=== What is expected ===
Copy all lines of the listing that include the string "Université".
........
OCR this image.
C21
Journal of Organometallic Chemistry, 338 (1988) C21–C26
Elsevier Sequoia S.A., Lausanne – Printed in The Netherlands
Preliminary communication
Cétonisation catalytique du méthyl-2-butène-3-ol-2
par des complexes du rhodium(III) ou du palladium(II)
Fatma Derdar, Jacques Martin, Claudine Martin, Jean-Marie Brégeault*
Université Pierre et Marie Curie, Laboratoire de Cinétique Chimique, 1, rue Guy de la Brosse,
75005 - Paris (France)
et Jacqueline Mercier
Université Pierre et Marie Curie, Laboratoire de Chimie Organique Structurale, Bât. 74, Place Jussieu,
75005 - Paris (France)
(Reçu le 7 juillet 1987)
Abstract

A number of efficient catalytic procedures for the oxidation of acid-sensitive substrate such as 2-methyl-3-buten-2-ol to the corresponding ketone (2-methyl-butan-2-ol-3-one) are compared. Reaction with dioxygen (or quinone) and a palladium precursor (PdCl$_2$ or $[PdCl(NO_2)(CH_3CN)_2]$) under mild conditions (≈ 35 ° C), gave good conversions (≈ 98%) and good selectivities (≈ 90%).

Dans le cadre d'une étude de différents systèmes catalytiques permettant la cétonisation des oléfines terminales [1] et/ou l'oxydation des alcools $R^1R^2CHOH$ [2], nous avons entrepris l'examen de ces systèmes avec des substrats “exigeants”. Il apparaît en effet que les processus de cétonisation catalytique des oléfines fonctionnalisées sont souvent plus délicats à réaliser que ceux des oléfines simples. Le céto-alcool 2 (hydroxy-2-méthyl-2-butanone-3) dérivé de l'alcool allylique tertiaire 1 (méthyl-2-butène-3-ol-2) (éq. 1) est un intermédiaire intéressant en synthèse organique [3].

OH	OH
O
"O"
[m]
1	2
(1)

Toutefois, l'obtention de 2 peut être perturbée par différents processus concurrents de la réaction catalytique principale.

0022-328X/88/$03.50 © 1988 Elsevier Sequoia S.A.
........
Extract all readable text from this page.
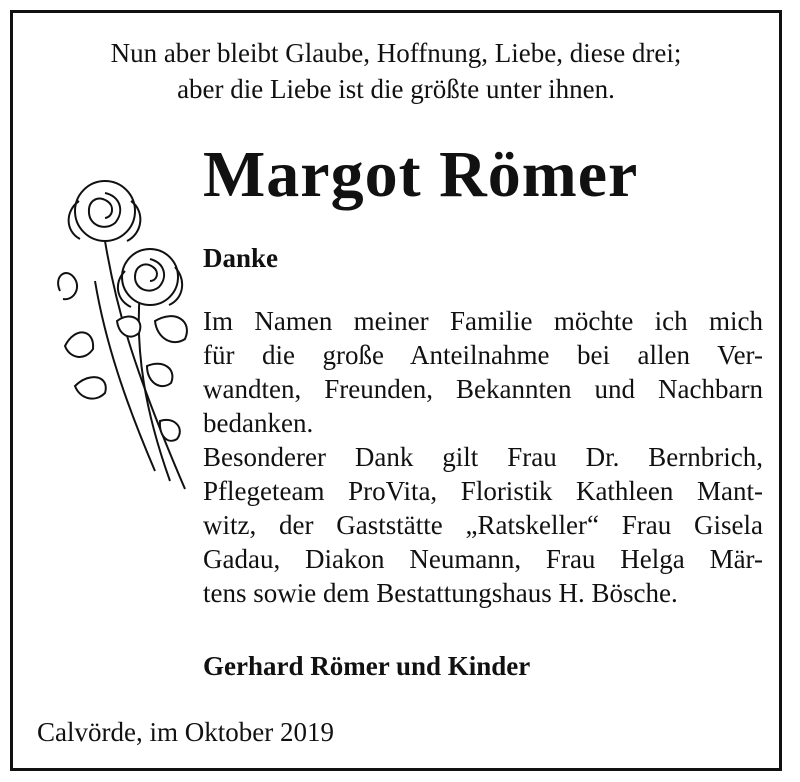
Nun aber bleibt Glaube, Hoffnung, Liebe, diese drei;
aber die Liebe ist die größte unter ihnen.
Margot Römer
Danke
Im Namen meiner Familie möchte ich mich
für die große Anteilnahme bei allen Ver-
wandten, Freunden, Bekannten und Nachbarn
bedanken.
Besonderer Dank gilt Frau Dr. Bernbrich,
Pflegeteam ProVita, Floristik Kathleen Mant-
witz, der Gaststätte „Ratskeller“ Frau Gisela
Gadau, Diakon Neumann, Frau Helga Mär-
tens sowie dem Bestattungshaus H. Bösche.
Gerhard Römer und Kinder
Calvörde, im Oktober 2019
........
=== Exercise response ===
Université Pierre et Marie Curie, Laboratoire de Cinétique Chimique, 1, rue Guy de la Brosse,
Université Pierre et Marie Curie, Laboratoire de Chimie Organique Structurale, Bât. 74, Place Jussieu,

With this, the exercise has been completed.